§ **Given task**
Can you print, word for word, the entries below that start at the line containing "Patent image size: (1452, 981)." and run through the line containing "The array 50 is at (615, 443).", including both of those lines?

──────────

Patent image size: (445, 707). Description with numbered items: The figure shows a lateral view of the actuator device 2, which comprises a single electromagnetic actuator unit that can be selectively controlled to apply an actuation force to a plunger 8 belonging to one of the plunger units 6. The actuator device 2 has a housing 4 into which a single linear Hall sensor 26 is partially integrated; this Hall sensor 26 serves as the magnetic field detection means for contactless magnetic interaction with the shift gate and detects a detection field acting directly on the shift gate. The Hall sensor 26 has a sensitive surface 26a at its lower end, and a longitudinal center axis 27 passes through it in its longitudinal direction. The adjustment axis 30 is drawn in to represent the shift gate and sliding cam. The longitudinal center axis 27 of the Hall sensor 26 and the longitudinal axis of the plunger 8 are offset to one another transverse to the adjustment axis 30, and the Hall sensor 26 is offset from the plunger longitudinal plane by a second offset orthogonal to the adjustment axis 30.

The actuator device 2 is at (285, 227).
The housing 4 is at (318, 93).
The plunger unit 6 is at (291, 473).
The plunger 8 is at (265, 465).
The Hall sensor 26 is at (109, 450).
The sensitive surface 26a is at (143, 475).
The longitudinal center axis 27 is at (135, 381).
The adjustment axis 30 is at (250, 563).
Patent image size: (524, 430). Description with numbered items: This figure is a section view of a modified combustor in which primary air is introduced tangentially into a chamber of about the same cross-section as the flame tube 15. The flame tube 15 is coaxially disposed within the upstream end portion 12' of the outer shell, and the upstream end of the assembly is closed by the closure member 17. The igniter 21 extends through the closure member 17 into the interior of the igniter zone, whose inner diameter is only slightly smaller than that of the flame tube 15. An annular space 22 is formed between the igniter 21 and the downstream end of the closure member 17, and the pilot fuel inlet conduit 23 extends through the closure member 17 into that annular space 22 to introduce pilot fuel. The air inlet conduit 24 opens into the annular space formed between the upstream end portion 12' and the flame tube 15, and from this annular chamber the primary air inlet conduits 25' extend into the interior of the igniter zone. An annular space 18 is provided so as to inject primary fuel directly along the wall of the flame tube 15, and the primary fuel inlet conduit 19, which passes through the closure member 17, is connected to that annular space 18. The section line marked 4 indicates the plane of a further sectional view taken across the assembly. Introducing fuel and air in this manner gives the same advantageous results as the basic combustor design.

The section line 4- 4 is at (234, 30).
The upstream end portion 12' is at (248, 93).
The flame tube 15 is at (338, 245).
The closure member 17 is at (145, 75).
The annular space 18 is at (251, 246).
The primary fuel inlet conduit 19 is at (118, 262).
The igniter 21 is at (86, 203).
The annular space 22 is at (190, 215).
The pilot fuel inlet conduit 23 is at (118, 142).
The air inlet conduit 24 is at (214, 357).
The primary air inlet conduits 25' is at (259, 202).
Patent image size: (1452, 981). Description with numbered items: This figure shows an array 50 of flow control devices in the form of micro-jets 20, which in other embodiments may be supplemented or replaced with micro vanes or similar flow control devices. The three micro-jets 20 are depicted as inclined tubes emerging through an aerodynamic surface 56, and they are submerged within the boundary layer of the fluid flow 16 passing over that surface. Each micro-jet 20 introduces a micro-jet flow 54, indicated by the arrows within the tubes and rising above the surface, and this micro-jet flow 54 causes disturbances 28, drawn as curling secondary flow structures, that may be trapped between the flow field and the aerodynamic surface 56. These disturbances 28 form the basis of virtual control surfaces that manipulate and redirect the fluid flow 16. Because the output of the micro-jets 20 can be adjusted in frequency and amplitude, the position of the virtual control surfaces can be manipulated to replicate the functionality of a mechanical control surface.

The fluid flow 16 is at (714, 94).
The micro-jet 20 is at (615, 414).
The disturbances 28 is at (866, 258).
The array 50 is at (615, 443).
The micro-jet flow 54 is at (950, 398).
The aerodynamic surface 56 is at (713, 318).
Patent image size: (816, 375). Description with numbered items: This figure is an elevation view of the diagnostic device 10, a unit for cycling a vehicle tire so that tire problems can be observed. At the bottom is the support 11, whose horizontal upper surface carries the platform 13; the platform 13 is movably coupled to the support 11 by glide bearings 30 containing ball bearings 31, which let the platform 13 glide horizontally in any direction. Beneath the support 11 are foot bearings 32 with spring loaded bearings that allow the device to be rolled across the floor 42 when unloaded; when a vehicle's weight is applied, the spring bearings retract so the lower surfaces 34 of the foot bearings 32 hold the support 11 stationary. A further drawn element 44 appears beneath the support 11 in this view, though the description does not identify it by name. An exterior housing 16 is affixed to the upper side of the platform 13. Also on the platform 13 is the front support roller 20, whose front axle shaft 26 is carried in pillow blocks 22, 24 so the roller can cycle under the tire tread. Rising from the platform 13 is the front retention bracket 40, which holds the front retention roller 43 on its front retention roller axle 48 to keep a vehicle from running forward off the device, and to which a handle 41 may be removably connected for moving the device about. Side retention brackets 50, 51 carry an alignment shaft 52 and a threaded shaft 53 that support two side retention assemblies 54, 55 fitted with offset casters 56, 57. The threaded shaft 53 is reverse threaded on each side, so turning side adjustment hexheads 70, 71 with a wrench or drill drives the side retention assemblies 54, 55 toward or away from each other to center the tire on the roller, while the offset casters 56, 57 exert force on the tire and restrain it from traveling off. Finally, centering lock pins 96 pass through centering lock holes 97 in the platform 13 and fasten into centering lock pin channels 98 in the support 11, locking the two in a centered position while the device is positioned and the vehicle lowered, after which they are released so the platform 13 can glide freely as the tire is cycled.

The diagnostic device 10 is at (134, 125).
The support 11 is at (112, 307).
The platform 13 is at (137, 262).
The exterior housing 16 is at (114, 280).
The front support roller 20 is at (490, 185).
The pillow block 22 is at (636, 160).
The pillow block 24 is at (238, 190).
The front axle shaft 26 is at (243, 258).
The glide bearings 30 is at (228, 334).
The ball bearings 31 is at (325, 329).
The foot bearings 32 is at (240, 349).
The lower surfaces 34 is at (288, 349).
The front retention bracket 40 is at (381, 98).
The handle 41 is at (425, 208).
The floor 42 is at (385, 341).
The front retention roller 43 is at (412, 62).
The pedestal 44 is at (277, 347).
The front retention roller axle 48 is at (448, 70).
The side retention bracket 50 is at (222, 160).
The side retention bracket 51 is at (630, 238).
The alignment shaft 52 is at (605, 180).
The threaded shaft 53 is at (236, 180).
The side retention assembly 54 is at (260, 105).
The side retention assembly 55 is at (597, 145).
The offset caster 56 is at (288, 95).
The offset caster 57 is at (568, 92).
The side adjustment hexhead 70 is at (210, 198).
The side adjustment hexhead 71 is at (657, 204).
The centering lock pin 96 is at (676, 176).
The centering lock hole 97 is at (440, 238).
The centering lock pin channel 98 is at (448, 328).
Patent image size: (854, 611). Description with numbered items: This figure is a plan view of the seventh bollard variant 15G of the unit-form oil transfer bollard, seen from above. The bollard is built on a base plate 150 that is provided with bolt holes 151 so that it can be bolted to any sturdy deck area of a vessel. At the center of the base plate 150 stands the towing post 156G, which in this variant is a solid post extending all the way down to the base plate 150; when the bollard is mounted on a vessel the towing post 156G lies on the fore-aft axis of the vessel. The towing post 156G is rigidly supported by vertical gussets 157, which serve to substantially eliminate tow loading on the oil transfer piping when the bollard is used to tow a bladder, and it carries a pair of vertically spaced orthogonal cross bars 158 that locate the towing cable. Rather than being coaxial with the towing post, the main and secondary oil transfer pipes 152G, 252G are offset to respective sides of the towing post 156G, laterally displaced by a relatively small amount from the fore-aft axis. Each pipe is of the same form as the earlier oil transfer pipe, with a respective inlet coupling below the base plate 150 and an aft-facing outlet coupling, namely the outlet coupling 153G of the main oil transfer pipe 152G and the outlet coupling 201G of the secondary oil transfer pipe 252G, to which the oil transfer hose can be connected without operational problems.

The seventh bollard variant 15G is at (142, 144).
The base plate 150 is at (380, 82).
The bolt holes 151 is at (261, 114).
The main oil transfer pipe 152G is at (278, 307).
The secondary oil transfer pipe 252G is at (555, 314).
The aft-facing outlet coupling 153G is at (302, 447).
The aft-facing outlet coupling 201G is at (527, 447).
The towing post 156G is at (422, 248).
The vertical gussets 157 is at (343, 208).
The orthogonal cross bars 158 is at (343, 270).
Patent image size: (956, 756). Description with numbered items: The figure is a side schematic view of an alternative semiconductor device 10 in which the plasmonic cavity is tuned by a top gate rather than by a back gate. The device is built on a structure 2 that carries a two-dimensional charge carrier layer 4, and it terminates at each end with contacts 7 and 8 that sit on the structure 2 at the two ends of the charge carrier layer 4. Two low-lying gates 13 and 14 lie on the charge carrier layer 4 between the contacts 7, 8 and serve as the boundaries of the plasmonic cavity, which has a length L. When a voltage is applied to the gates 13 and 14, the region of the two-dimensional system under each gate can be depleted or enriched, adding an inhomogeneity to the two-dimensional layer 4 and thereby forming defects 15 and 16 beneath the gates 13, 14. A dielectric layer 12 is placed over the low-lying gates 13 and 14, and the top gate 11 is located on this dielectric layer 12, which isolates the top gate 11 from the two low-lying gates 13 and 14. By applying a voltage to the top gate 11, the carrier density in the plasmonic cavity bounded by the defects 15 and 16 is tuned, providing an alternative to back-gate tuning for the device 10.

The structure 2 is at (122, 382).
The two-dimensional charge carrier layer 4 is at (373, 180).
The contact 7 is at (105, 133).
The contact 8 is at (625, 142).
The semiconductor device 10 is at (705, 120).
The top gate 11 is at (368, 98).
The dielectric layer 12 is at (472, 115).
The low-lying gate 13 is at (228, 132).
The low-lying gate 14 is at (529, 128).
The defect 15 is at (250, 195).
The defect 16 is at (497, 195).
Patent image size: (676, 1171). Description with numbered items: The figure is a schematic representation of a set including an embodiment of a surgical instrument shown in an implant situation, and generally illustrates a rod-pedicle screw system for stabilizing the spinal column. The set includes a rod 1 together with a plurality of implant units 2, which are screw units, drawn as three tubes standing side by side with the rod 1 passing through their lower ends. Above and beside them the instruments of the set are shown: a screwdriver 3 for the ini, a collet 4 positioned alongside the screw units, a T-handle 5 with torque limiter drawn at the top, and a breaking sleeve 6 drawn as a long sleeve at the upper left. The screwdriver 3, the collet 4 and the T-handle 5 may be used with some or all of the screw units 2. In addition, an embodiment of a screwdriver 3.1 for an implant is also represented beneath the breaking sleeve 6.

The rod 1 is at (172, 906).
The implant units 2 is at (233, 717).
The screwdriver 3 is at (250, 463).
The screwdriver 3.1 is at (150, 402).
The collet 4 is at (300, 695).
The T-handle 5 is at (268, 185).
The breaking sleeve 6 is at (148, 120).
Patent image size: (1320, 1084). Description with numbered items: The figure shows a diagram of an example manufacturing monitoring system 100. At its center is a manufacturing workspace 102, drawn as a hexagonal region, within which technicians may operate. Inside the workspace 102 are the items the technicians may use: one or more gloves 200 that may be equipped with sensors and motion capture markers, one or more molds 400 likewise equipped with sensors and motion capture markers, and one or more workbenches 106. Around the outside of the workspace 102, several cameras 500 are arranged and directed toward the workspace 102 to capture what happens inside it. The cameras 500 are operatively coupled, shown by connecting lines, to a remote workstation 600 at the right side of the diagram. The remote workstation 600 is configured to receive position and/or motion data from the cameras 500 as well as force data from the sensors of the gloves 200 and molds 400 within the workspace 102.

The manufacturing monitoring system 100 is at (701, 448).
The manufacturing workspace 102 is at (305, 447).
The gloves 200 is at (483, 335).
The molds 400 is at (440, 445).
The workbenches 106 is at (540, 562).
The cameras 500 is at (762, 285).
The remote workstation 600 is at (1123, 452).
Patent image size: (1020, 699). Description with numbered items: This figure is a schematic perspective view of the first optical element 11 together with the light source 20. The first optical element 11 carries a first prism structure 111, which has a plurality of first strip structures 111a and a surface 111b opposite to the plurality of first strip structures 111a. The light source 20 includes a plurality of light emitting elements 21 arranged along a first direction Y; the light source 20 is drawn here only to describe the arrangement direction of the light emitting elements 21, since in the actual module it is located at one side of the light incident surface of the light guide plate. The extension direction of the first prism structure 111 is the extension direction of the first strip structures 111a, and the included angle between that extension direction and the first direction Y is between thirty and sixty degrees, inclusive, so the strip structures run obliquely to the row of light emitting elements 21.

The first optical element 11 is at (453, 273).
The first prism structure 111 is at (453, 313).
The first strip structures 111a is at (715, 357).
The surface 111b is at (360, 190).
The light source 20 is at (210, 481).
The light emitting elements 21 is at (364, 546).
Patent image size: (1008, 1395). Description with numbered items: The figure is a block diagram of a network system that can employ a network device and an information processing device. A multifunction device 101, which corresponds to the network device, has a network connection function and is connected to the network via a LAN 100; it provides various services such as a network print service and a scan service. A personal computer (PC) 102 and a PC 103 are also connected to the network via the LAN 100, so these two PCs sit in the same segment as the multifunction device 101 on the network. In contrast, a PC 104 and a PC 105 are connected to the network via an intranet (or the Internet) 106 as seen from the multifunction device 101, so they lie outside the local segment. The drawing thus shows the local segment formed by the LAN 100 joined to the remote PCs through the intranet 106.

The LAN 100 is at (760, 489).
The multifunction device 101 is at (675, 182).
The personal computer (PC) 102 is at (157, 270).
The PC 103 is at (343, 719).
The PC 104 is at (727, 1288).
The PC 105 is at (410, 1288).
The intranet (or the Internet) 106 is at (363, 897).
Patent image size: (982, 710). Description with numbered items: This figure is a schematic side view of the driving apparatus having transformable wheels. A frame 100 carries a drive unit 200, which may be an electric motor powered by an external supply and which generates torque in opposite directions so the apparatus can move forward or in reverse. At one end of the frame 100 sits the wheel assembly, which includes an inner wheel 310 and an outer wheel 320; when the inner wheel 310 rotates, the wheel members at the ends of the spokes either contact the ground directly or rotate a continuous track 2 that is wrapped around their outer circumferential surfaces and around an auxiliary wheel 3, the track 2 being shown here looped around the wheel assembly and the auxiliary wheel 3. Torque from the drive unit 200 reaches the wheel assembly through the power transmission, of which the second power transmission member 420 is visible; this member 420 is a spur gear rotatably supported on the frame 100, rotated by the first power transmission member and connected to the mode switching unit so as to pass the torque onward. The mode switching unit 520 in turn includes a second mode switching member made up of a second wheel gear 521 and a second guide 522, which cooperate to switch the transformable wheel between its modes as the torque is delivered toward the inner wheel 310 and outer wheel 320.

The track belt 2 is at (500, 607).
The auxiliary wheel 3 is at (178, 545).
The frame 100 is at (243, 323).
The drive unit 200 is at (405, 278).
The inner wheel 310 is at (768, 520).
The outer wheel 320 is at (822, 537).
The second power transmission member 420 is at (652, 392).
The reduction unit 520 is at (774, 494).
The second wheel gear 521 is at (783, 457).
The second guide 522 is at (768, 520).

──────────

§ **Reply**
Patent image size: (1452, 981). Description with numbered items: This figure shows an array 50 of flow control devices in the form of micro-jets 20, which in other embodiments may be supplemented or replaced with micro vanes or similar flow control devices. The three micro-jets 20 are depicted as inclined tubes emerging through an aerodynamic surface 56, and they are submerged within the boundary layer of the fluid flow 16 passing over that surface. Each micro-jet 20 introduces a micro-jet flow 54, indicated by the arrows within the tubes and rising above the surface, and this micro-jet flow 54 causes disturbances 28, drawn as curling secondary flow structures, that may be trapped between the flow field and the aerodynamic surface 56. These disturbances 28 form the basis of virtual control surfaces that manipulate and redirect the fluid flow 16. Because the output of the micro-jets 20 can be adjusted in frequency and amplitude, the position of the virtual control surfaces can be manipulated to replicate the functionality of a mechanical control surface.

The fluid flow 16 is at (714, 94).
The micro-jet 20 is at (615, 414).
The disturbances 28 is at (866, 258).
The array 50 is at (615, 443).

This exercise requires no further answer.